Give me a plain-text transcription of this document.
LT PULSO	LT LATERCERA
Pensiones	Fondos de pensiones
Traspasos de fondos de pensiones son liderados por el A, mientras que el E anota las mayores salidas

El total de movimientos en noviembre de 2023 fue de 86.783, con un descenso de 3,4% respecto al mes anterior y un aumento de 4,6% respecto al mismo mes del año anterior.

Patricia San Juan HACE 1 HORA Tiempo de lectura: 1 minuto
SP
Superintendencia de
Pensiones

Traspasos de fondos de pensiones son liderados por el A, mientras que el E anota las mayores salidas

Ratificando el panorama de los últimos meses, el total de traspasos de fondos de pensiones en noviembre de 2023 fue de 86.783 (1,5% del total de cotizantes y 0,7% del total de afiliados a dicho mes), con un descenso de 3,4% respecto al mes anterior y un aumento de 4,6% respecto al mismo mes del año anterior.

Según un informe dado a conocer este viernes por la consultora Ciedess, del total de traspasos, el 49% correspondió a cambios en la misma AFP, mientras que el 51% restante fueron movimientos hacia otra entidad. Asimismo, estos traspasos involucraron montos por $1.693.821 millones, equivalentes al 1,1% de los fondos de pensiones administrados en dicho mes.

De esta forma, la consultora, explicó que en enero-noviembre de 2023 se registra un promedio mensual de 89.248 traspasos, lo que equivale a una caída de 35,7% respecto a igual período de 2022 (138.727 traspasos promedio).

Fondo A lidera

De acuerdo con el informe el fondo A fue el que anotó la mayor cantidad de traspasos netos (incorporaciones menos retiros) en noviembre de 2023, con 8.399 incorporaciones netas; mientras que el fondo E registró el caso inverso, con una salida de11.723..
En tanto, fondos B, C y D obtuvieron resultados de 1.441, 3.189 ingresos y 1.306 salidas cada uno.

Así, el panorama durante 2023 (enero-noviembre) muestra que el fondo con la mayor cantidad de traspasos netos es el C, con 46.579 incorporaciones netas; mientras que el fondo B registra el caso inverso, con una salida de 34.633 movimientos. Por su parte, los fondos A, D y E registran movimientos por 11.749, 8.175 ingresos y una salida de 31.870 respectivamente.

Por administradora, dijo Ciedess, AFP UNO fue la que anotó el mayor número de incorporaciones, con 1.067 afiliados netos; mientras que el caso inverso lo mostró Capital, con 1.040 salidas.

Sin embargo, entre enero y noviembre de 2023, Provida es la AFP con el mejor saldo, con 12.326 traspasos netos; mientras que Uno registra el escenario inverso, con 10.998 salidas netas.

···

Set down every line of the listing above again, exactly as given.

Give me a plain-text transcription of this document.
LT PULSO	LT LATERCERA
Pensiones	Fondos de pensiones
Traspasos de fondos de pensiones son liderados por el A, mientras que el E anota las mayores salidas

El total de movimientos en noviembre de 2023 fue de 86.783, con un descenso de 3,4% respecto al mes anterior y un aumento de 4,6% respecto al mismo mes del año anterior.

Patricia San Juan HACE 1 HORA Tiempo de lectura: 1 minuto
SP
Superintendencia de
Pensiones

Traspasos de fondos de pensiones son liderados por el A, mientras que el E anota las mayores salidas

Ratificando el panorama de los últimos meses, el total de traspasos de fondos de pensiones en noviembre de 2023 fue de 86.783 (1,5% del total de cotizantes y 0,7% del total de afiliados a dicho mes), con un descenso de 3,4% respecto al mes anterior y un aumento de 4,6% respecto al mismo mes del año anterior.

Según un informe dado a conocer este viernes por la consultora Ciedess, del total de traspasos, el 49% correspondió a cambios en la misma AFP, mientras que el 51% restante fueron movimientos hacia otra entidad. Asimismo, estos traspasos involucraron montos por $1.693.821 millones, equivalentes al 1,1% de los fondos de pensiones administrados en dicho mes.

De esta forma, la consultora, explicó que en enero-noviembre de 2023 se registra un promedio mensual de 89.248 traspasos, lo que equivale a una caída de 35,7% respecto a igual período de 2022 (138.727 traspasos promedio).

Fondo A lidera

De acuerdo con el informe el fondo A fue el que anotó la mayor cantidad de traspasos netos (incorporaciones menos retiros) en noviembre de 2023, con 8.399 incorporaciones netas; mientras que el fondo E registró el caso inverso, con una salida de11.723..
En tanto, fondos B, C y D obtuvieron resultados de 1.441, 3.189 ingresos y 1.306 salidas cada uno.

Así, el panorama durante 2023 (enero-noviembre) muestra que el fondo con la mayor cantidad de traspasos netos es el C, con 46.579 incorporaciones netas; mientras que el fondo B registra el caso inverso, con una salida de 34.633 movimientos. Por su parte, los fondos A, D y E registran movimientos por 11.749, 8.175 ingresos y una salida de 31.870 respectivamente.

Por administradora, dijo Ciedess, AFP UNO fue la que anotó el mayor número de incorporaciones, con 1.067 afiliados netos; mientras que el caso inverso lo mostró Capital, con 1.040 salidas.

Sin embargo, entre enero y noviembre de 2023, Provida es la AFP con el mejor saldo, con 12.326 traspasos netos; mientras que Uno registra el escenario inverso, con 10.998 salidas netas.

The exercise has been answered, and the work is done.